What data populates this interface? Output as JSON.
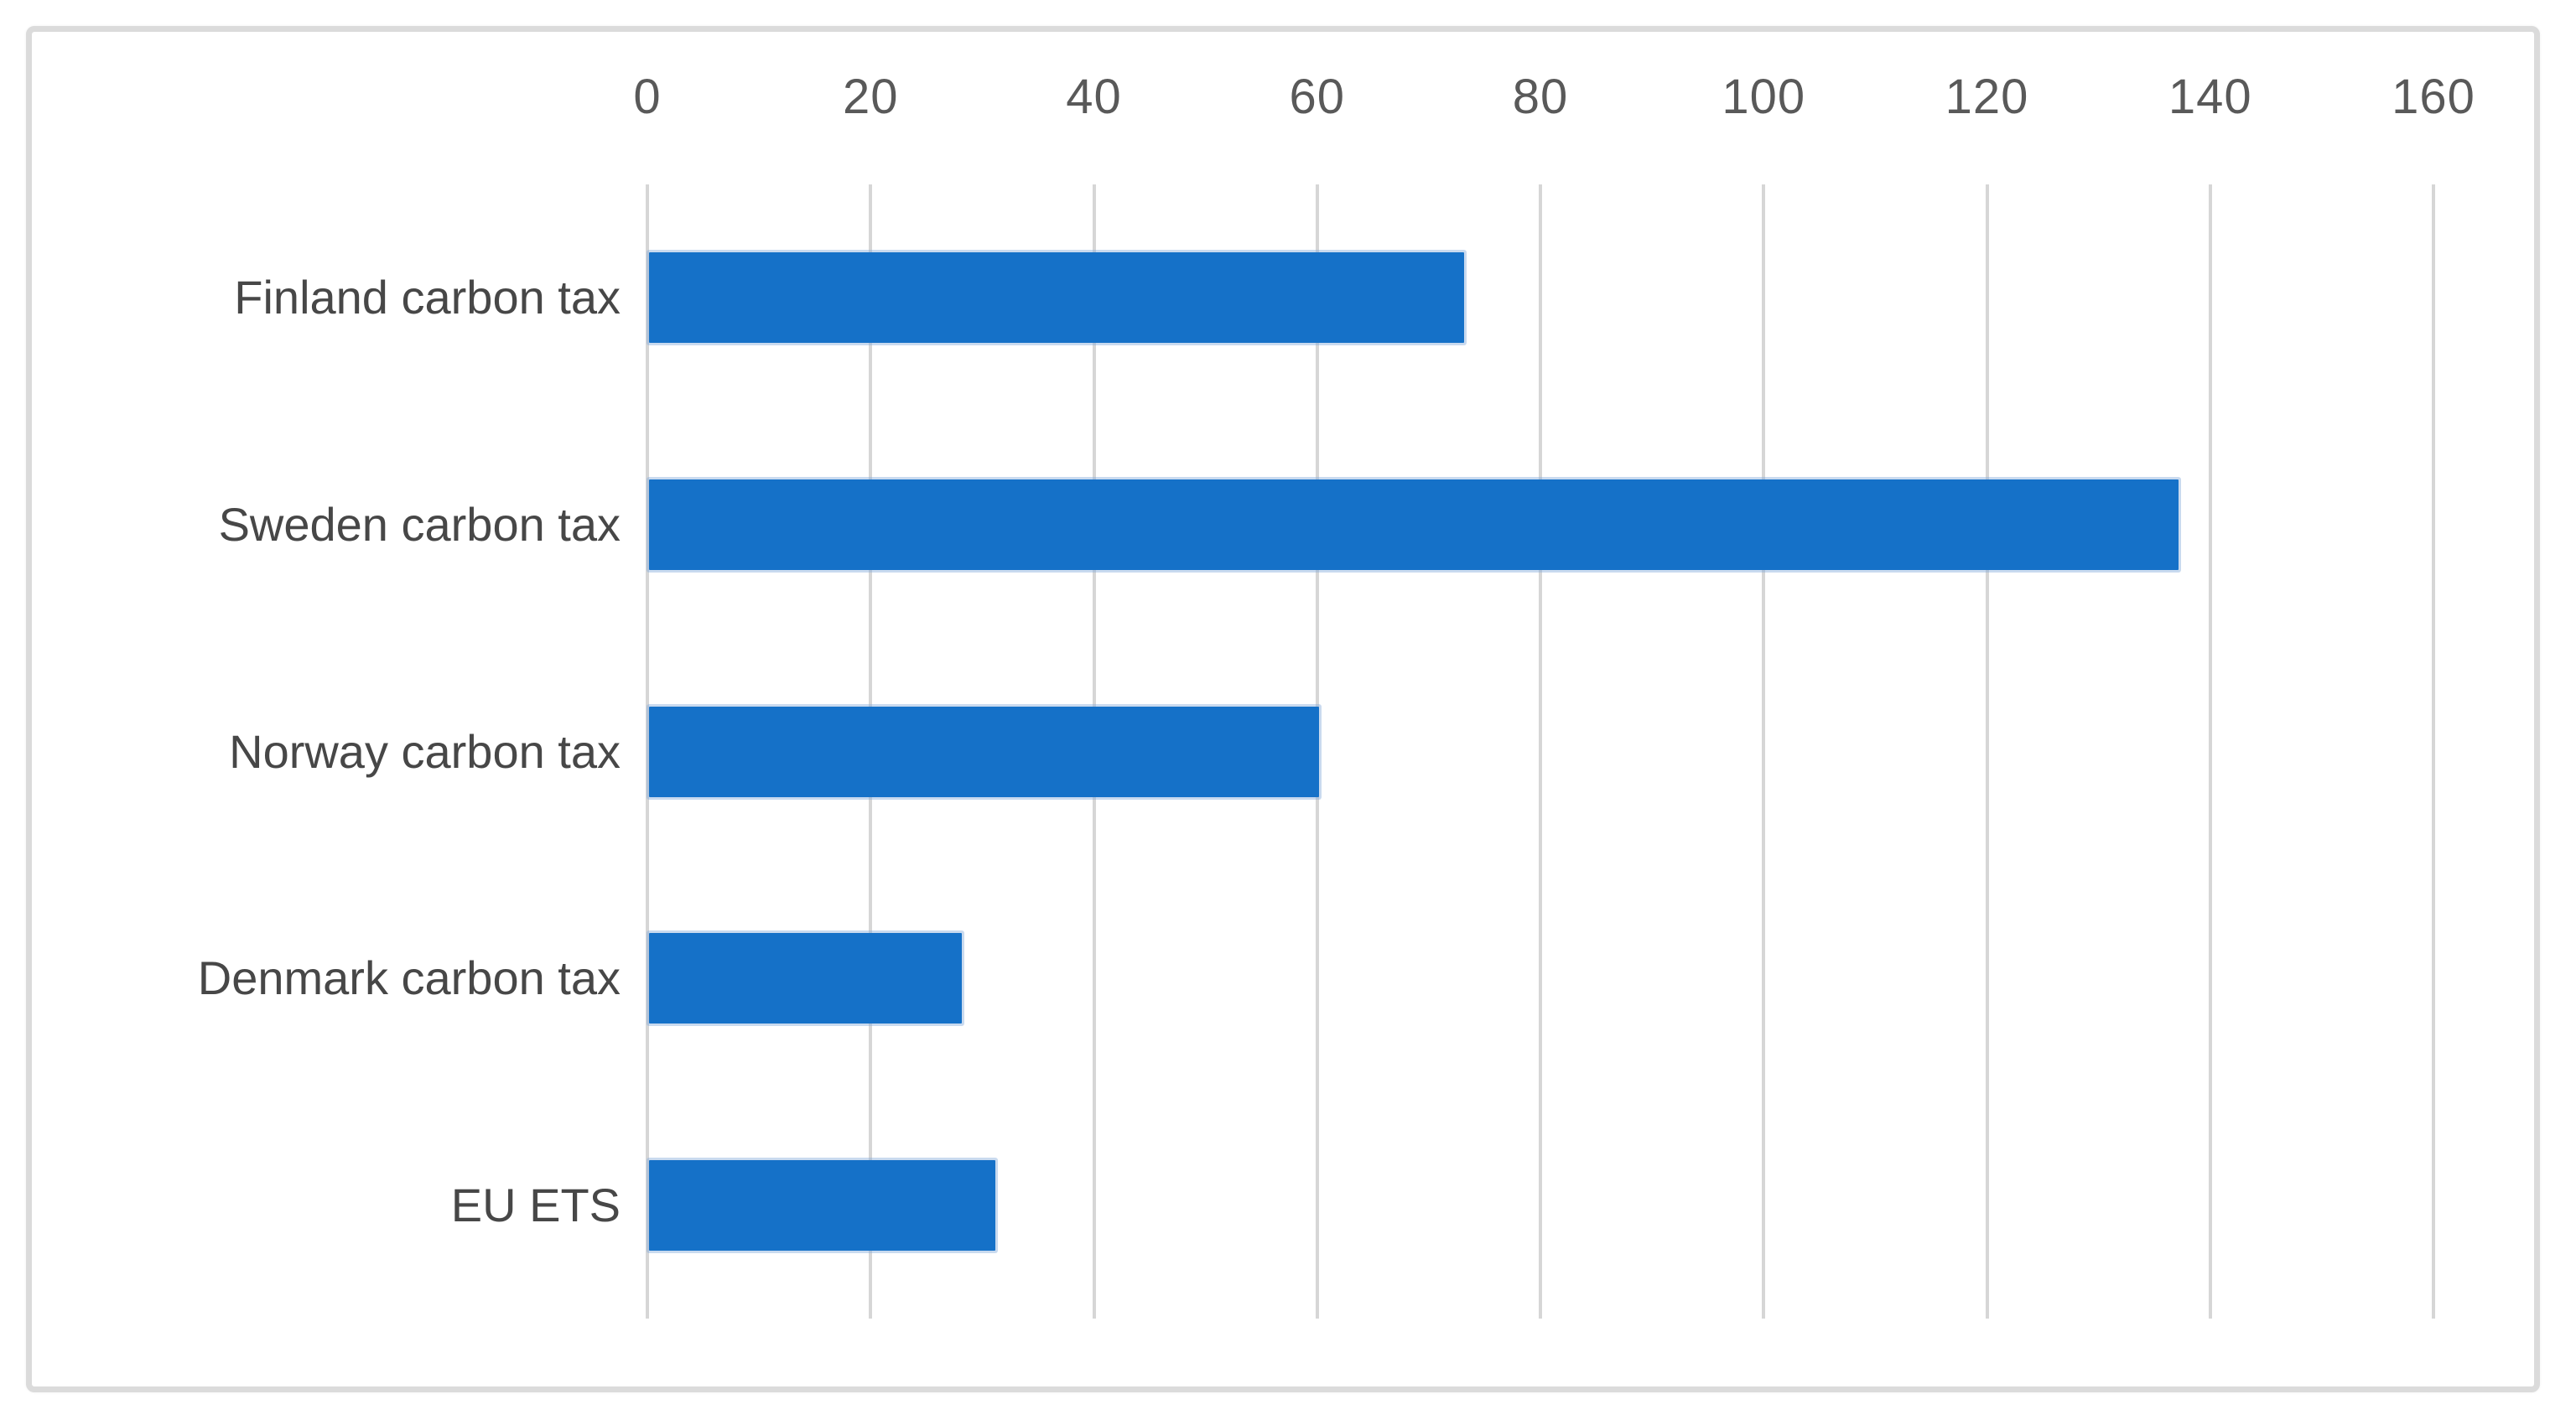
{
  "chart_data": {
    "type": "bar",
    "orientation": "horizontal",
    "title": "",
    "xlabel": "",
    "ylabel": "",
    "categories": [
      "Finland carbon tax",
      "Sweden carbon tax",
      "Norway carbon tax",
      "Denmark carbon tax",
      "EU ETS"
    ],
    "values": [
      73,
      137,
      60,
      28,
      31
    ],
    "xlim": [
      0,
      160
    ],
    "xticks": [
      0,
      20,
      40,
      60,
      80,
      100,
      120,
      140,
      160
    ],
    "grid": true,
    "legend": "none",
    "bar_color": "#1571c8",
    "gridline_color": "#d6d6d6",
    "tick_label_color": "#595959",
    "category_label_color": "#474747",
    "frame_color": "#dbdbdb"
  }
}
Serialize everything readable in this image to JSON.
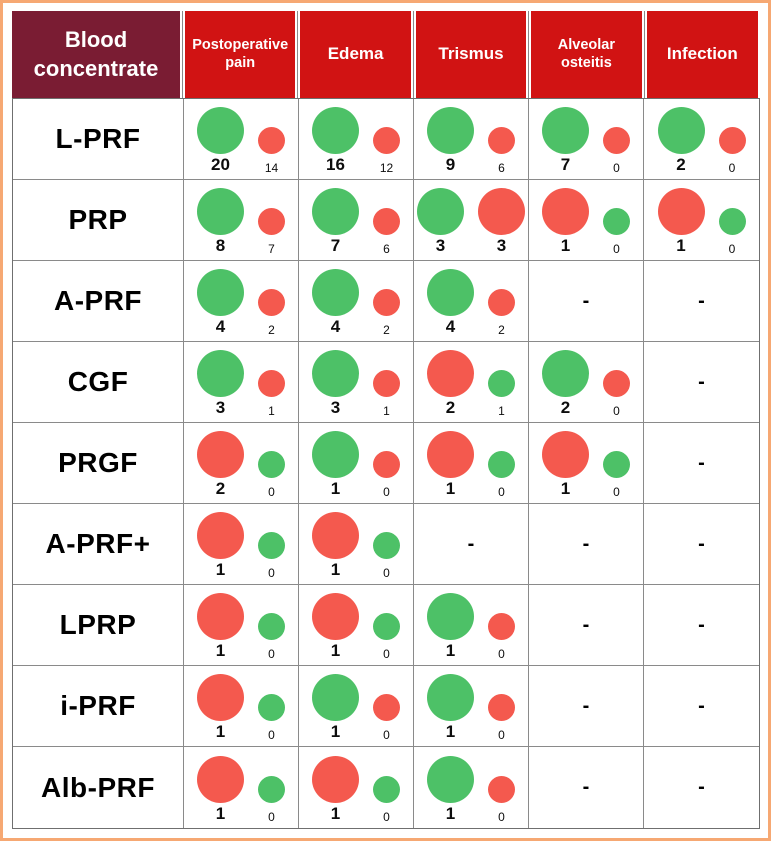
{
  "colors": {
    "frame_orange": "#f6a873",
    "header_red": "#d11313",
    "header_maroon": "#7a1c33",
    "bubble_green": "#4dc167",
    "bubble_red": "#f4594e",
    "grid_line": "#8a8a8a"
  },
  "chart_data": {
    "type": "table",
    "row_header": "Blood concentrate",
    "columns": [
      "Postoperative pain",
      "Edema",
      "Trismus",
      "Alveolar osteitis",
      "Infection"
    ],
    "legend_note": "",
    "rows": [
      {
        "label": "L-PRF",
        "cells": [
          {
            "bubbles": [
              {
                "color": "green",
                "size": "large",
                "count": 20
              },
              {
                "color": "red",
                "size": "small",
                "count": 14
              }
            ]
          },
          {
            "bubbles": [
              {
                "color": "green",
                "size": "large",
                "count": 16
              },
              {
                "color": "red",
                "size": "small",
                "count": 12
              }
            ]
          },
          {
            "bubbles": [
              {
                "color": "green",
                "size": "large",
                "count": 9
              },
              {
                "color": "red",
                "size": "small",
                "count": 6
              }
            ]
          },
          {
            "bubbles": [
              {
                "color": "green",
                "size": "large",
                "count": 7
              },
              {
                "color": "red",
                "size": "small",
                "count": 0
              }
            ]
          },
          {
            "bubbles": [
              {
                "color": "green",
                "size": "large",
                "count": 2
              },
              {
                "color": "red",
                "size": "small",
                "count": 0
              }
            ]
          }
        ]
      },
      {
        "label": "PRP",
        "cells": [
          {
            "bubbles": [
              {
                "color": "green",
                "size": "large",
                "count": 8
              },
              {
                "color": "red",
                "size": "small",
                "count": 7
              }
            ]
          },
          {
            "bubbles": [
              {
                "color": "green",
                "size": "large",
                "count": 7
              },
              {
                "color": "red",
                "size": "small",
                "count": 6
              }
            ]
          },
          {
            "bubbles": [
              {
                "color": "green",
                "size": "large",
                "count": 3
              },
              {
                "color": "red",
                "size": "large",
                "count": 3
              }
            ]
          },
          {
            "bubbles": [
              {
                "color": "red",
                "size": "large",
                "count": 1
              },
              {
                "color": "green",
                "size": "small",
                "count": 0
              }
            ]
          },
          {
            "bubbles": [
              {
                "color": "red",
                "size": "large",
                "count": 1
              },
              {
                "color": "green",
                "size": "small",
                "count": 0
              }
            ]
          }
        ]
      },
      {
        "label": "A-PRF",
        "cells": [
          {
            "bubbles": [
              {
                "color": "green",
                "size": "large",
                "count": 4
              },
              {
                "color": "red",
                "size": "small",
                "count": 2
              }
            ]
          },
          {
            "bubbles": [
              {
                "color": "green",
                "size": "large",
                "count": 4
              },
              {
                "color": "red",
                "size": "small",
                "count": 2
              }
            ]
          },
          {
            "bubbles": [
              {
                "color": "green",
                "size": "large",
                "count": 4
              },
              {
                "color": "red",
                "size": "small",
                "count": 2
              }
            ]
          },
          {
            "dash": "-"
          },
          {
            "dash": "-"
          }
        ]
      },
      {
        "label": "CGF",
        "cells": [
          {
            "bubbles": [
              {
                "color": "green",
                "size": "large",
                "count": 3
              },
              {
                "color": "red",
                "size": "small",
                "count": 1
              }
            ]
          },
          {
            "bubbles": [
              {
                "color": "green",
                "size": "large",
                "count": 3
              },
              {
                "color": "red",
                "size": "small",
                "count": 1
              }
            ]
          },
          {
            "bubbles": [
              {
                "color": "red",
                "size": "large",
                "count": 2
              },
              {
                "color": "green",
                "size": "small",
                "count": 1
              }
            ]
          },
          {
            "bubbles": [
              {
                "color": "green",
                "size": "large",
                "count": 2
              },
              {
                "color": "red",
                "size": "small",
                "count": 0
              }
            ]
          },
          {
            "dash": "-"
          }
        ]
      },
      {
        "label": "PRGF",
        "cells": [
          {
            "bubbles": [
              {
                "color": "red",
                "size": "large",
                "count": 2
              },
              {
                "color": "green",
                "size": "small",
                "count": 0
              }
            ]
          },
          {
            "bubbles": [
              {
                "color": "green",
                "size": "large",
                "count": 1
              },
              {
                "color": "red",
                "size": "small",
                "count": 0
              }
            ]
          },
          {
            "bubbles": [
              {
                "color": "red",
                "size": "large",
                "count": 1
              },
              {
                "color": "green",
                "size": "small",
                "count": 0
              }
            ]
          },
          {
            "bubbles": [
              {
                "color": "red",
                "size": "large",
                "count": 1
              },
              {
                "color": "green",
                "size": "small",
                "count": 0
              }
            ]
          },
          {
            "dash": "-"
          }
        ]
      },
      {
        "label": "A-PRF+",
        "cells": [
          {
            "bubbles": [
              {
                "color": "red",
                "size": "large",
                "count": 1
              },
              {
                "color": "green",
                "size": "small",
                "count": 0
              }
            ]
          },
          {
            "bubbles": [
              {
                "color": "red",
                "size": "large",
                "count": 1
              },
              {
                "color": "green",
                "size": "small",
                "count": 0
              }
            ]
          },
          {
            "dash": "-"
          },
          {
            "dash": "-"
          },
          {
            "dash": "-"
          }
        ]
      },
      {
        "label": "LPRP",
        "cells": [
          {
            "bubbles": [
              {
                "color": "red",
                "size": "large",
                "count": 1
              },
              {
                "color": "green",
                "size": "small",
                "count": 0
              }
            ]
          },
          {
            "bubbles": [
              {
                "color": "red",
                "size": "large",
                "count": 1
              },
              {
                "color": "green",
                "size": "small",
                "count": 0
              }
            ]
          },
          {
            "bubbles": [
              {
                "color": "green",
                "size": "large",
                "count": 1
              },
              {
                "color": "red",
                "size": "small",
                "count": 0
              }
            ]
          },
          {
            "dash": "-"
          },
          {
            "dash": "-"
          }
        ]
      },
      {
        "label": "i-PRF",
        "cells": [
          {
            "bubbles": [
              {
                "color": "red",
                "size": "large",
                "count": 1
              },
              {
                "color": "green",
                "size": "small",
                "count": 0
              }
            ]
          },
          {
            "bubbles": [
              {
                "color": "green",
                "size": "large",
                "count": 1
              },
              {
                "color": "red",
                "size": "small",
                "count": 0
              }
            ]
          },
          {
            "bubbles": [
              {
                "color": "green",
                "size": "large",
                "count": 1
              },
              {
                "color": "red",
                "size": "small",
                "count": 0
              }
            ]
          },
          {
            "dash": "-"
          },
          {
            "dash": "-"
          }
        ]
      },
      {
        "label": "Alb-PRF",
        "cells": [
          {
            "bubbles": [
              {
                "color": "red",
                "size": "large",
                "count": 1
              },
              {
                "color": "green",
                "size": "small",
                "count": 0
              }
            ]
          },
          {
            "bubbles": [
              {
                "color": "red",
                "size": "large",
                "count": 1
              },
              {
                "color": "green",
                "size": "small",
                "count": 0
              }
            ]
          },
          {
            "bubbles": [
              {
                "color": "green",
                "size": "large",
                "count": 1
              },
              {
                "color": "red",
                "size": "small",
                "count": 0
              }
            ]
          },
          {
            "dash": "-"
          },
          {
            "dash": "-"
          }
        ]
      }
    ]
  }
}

[What the task asks] Go through the listing above and pull out each line containing the word "JSON".

[Written solution]
What data populates this interface? Output as JSON.
Serialize everything readable in this image to JSON.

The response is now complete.